Directive
Omit all images, then return the remaining material exactly as it stands.

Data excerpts
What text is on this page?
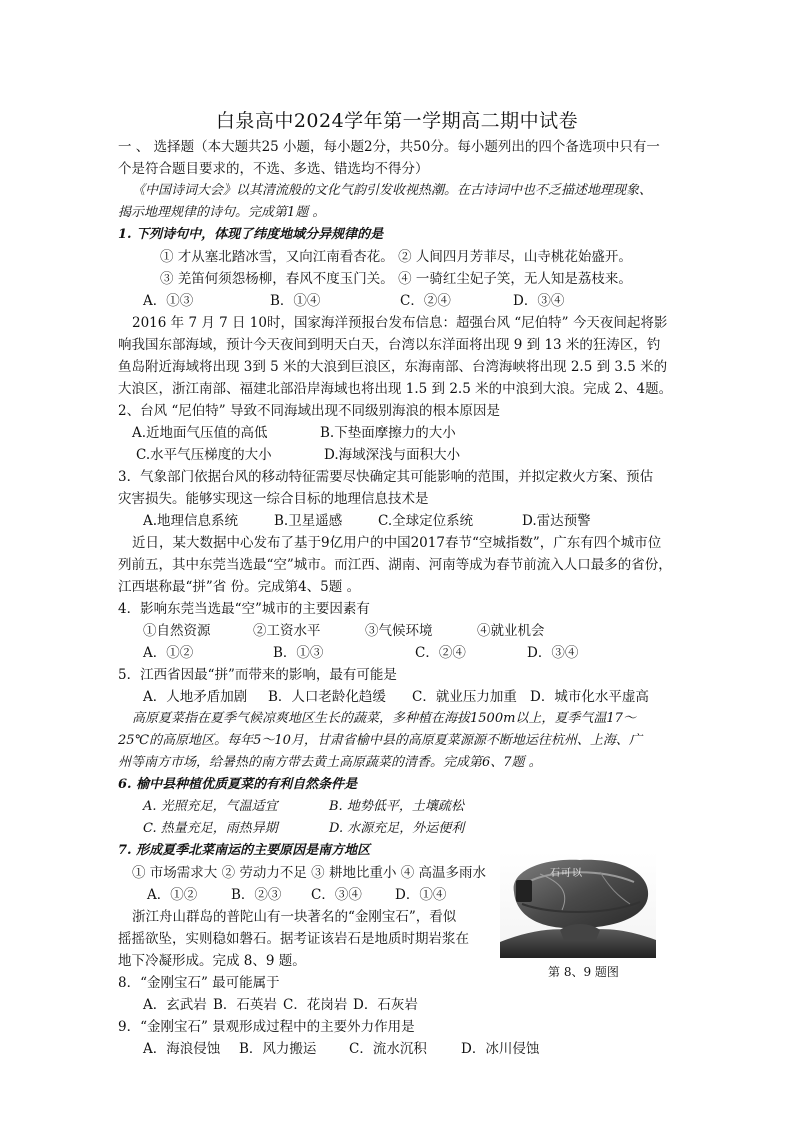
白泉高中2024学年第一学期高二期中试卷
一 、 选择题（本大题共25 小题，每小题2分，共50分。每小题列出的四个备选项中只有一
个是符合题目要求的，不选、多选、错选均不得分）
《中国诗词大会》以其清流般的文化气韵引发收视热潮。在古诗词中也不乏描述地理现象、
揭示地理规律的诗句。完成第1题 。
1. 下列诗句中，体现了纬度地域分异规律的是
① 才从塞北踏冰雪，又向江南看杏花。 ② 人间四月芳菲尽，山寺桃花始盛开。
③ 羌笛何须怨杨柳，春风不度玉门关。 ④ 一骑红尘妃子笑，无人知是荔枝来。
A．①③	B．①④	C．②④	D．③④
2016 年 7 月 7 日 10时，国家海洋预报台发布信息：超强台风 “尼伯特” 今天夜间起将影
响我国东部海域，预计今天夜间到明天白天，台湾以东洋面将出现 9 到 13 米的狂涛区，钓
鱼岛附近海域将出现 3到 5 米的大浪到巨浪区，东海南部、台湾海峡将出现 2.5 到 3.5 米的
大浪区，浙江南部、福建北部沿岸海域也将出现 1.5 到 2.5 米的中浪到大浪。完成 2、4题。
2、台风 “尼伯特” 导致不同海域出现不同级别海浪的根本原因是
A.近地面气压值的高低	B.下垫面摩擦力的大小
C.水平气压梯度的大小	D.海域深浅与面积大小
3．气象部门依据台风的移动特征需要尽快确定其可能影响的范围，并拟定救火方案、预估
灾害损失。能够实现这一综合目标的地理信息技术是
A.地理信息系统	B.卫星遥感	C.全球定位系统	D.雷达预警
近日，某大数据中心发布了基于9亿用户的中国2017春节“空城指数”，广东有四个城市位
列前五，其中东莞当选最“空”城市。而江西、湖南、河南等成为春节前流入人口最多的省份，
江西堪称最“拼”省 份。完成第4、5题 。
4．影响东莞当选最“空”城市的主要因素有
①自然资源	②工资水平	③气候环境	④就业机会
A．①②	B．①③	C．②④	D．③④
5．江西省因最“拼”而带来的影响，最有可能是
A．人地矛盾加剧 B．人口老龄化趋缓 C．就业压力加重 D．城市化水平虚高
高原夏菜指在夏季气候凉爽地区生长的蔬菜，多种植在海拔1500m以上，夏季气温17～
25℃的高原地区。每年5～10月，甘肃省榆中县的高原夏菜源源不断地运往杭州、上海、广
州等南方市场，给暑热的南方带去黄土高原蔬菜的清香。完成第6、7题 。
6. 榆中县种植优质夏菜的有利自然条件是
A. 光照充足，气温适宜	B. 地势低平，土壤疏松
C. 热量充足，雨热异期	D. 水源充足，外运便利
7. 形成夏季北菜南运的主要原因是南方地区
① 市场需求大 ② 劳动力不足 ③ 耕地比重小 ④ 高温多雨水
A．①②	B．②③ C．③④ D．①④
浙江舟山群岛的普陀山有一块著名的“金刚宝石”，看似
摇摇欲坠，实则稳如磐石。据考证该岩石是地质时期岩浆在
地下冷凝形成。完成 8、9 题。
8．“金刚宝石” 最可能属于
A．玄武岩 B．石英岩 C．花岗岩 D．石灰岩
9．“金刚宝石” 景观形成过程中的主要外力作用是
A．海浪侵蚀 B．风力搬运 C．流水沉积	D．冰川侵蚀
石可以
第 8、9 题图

Response below
What text is on this page?
白泉高中2024学年第一学期高二期中试卷
一 、 选择题（本大题共25 小题，每小题2分，共50分。每小题列出的四个备选项中只有一
个是符合题目要求的，不选、多选、错选均不得分）
《中国诗词大会》以其清流般的文化气韵引发收视热潮。在古诗词中也不乏描述地理现象、
揭示地理规律的诗句。完成第1题 。
1. 下列诗句中，体现了纬度地域分异规律的是
① 才从塞北踏冰雪，又向江南看杏花。 ② 人间四月芳菲尽，山寺桃花始盛开。
③ 羌笛何须怨杨柳，春风不度玉门关。 ④ 一骑红尘妃子笑，无人知是荔枝来。
A．①③	B．①④	C．②④	D．③④
2016 年 7 月 7 日 10时，国家海洋预报台发布信息：超强台风 “尼伯特” 今天夜间起将影
响我国东部海域，预计今天夜间到明天白天，台湾以东洋面将出现 9 到 13 米的狂涛区，钓
鱼岛附近海域将出现 3到 5 米的大浪到巨浪区，东海南部、台湾海峡将出现 2.5 到 3.5 米的
大浪区，浙江南部、福建北部沿岸海域也将出现 1.5 到 2.5 米的中浪到大浪。完成 2、4题。
2、台风 “尼伯特” 导致不同海域出现不同级别海浪的根本原因是
A.近地面气压值的高低	B.下垫面摩擦力的大小
C.水平气压梯度的大小	D.海域深浅与面积大小
3．气象部门依据台风的移动特征需要尽快确定其可能影响的范围，并拟定救火方案、预估
灾害损失。能够实现这一综合目标的地理信息技术是
A.地理信息系统	B.卫星遥感	C.全球定位系统	D.雷达预警
近日，某大数据中心发布了基于9亿用户的中国2017春节“空城指数”，广东有四个城市位
列前五，其中东莞当选最“空”城市。而江西、湖南、河南等成为春节前流入人口最多的省份，
江西堪称最“拼”省 份。完成第4、5题 。
4．影响东莞当选最“空”城市的主要因素有
①自然资源	②工资水平	③气候环境	④就业机会
A．①②	B．①③	C．②④	D．③④
5．江西省因最“拼”而带来的影响，最有可能是
A．人地矛盾加剧 B．人口老龄化趋缓 C．就业压力加重 D．城市化水平虚高
高原夏菜指在夏季气候凉爽地区生长的蔬菜，多种植在海拔1500m以上，夏季气温17～
25℃的高原地区。每年5～10月，甘肃省榆中县的高原夏菜源源不断地运往杭州、上海、广
州等南方市场，给暑热的南方带去黄土高原蔬菜的清香。完成第6、7题 。
6. 榆中县种植优质夏菜的有利自然条件是
A. 光照充足，气温适宜	B. 地势低平，土壤疏松
C. 热量充足，雨热异期	D. 水源充足，外运便利
7. 形成夏季北菜南运的主要原因是南方地区
① 市场需求大 ② 劳动力不足 ③ 耕地比重小 ④ 高温多雨水
A．①②	B．②③ C．③④ D．①④
浙江舟山群岛的普陀山有一块著名的“金刚宝石”，看似
摇摇欲坠，实则稳如磐石。据考证该岩石是地质时期岩浆在
地下冷凝形成。完成 8、9 题。
8．“金刚宝石” 最可能属于
A．玄武岩 B．石英岩 C．花岗岩 D．石灰岩
9．“金刚宝石” 景观形成过程中的主要外力作用是
A．海浪侵蚀 B．风力搬运 C．流水沉积	D．冰川侵蚀
石可以
第 8、9 题图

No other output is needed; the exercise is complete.